Empowering the villagers
For a couple of years initially, Prajapati and his brother worked alone but the orders kept increasing and they were not able to cope. “There was a lot of demand. We earned about Rs30,000 per month which was a lot back then,” recalls Prajapati.
To meet the rising demand, Prajapati approached other people in his village. “There were bastis where Kalbeliyas, Saperas and other communities lived. They used to sing, dance or beg to earn money. The men would drink and fritter the earnings. I asked them to join me and learn a new skill that would make them self-reliant,” he says.
Initially, the people were hesitant but Prajapati offered them a small stipend too during the training and they agreed to work with him. Over the next few years, Prajapati trained several people in the craft and in the heydays, 300 artisans were engaged in the Blue Pottery business in Kot Jewar.
Many of them later set up separate units and earned well, thanks to Prajapati. There are still around 100 artisans who work with the Prajapati family.
The artisans get Rs300 per day while the designers get Rs800 and master artisans are paid Rs1000 per day.
Ganesh Sapera 27 who works with Prajapati says his father was a beggar and the family had a hand-to-mouth existence. “My father learnt from Ramnarayan ji and he taught my mother and me too. He gave us a skill and made us self-reliant so we don’t have to migrate to the city in search of work or beg. We earn and live with dignity,” he says.
Losing its sheen
Prajapati says Kot Jewar was once a hub of Blue Pottery. There were other centres like Jaipur, Mahla, and Nevta but with time the units shut down.
“When the boom in land prices came, many people sold their land and closed their businesses in these areas. Kot Jewar once had 11 units producing Blue Pottery. But today there are just three,” he says.
The new generation is also not coming forward to learn the trade which puts a question mark on its survival.
“Pottery requires hard work. You have to work for 10-12 hours daily to sustain yourself. I don’t see that commitment now. If the new generation does not learn a craft, it will not survive long. The young people today are happy to work as labour, do odd jobs but aren’t ready to put in hard work to learn this skill,” says Prajapati.
His son Nandkishore says screen printing has hit the business hard. “The designs can now be made with machines at low rates. People don’t know the difference between handcrafted and machine-made. They prefer to buy cheap items. Blue Pottery has historical value but others are selling fakes as Blue Pottery,” he says.
Process of creating a Blue Pottery masterpiece
Making an artefact is no doubt a laborious endeavour which is driving away youngsters. Prajapati’s 22-year-old son Vimal, however, joined the family business in 2019.
Vimal says he and his brother picked up the craft as children. “We would see him work every day and learnt the skill. But our father would teach us systematically during the holidays.”
He says the distinctive feature of Blue Pottery is that it is not made with clay.
The raw materials required are Multani mitti or Fuller’s earth, Katira gum, Khar or alkali soil, borax, quartz powder and glass powder.
Explaining the process, he says first the raw material is finely ground and then water is added and kneaded into a dough-like mixture. The dough is then put into POP (Plaster of Paris) moulds to shape them into plates, bowls, vases or other items.

************

● **TASK DESCRIPTION**
Which raw materials for making Blue Pottery does the text on Blue Pottery name? List all of them.

● **SOURCE DATA**
************

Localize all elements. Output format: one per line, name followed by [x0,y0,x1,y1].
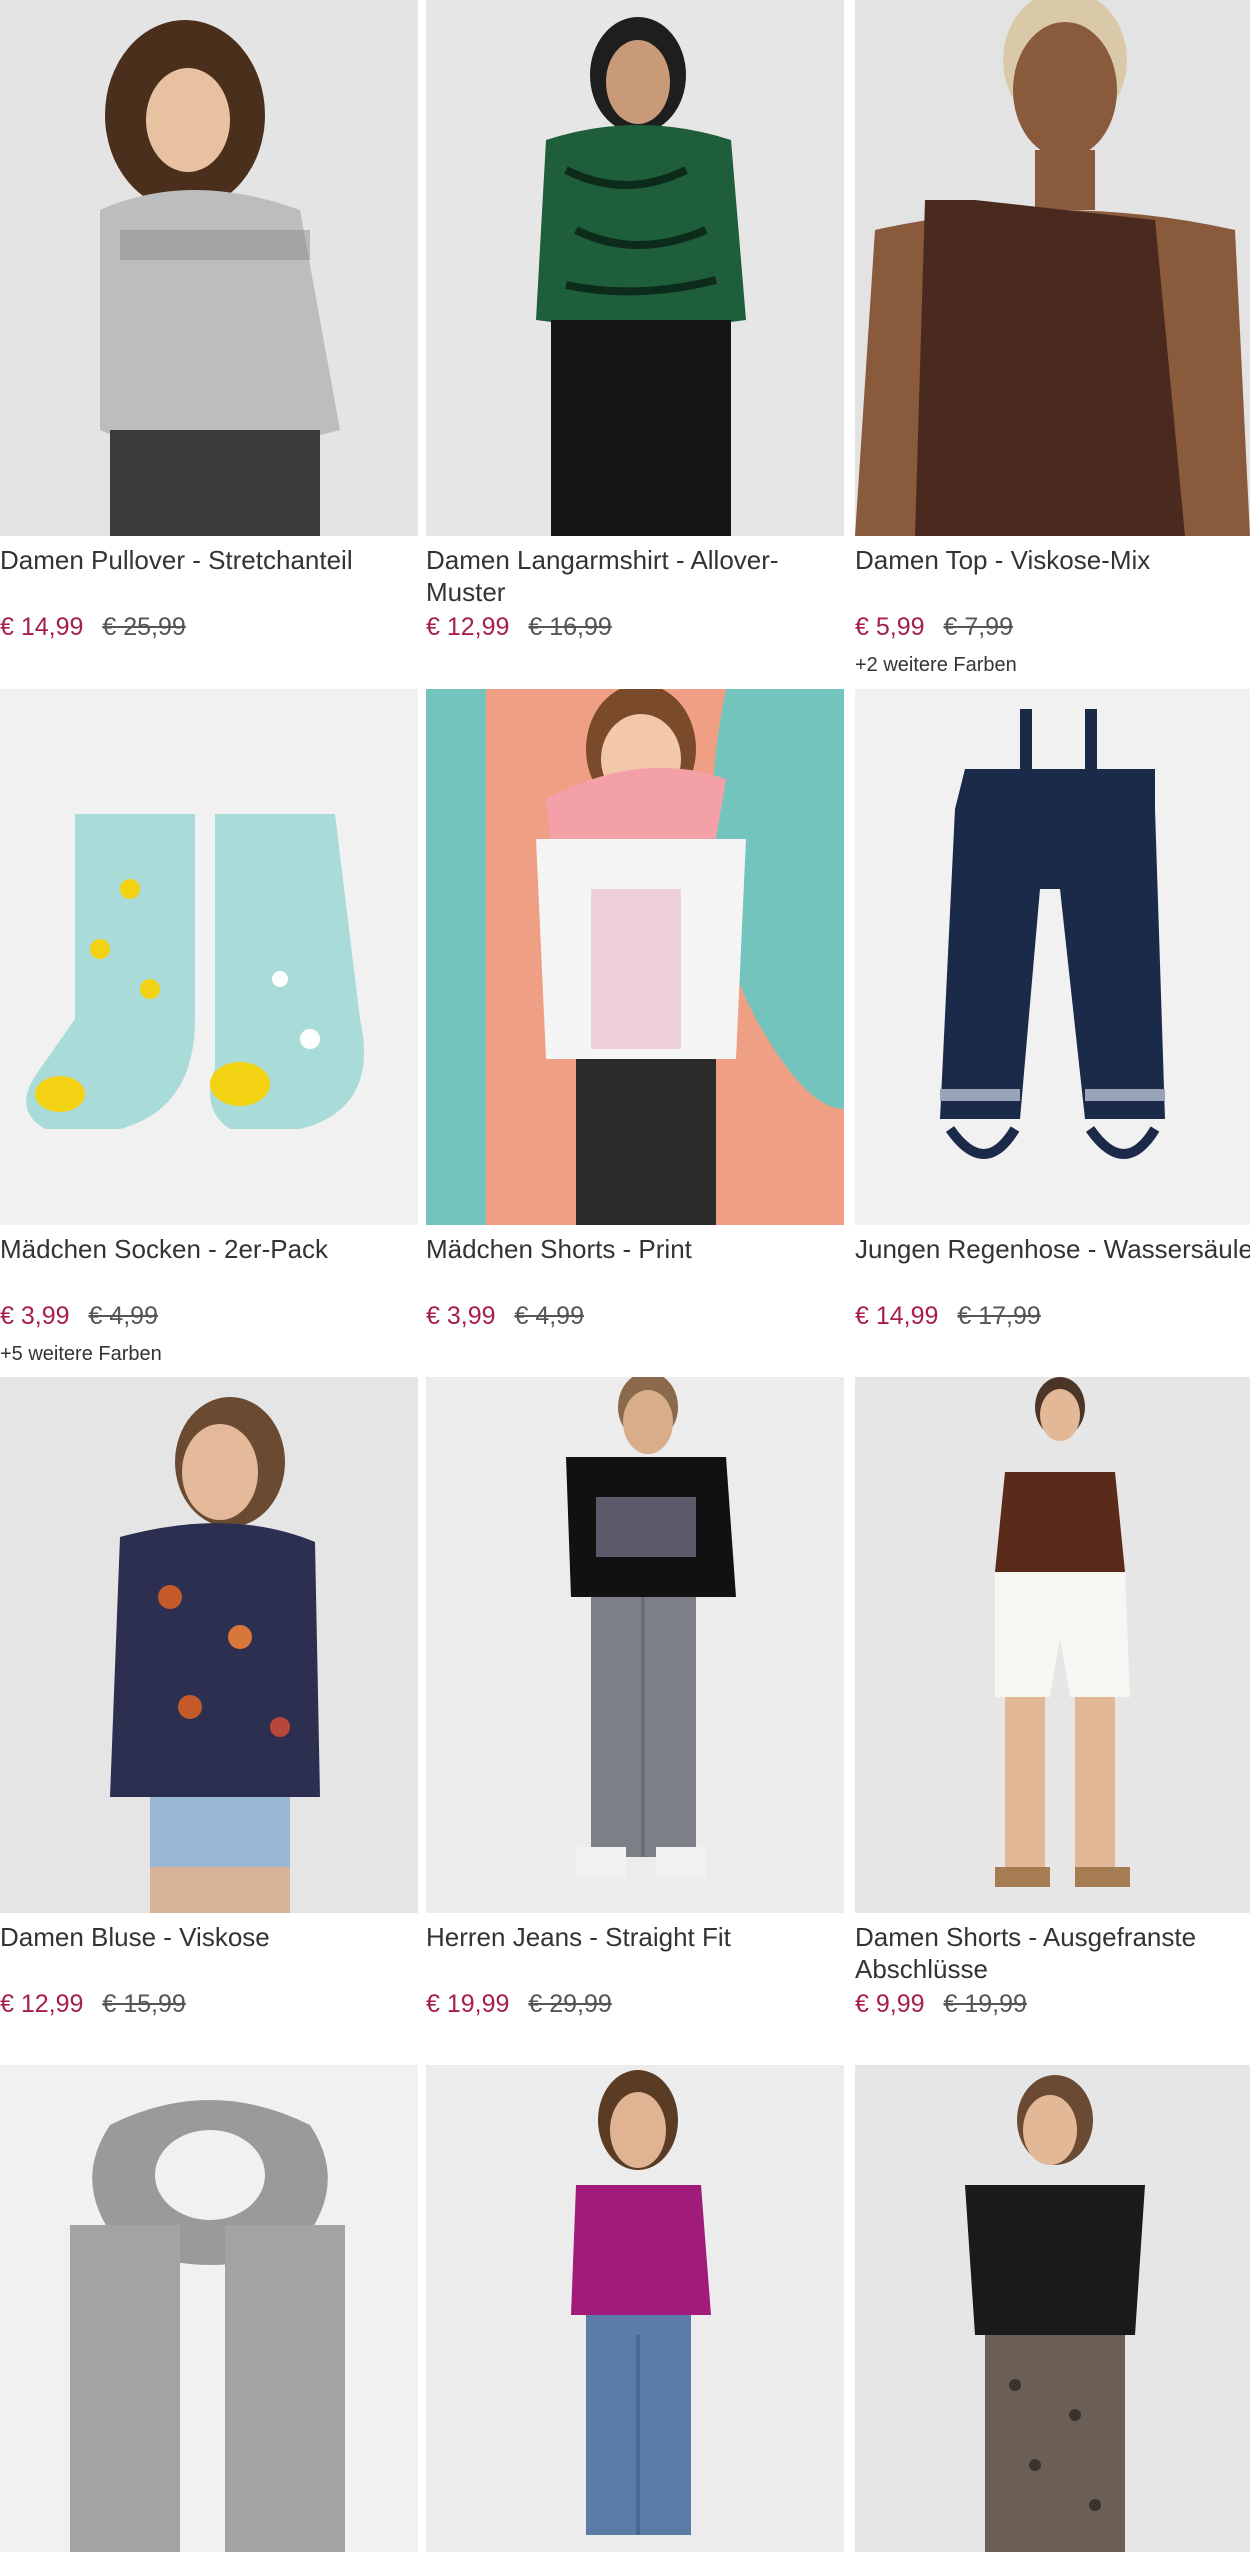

************

● **EXPECTED OUTPUT**
- Multani mitti (Fuller's earth)
- Katira gum
- Khar (alkali soil)
- Borax
- Quartz powder
- Glass powder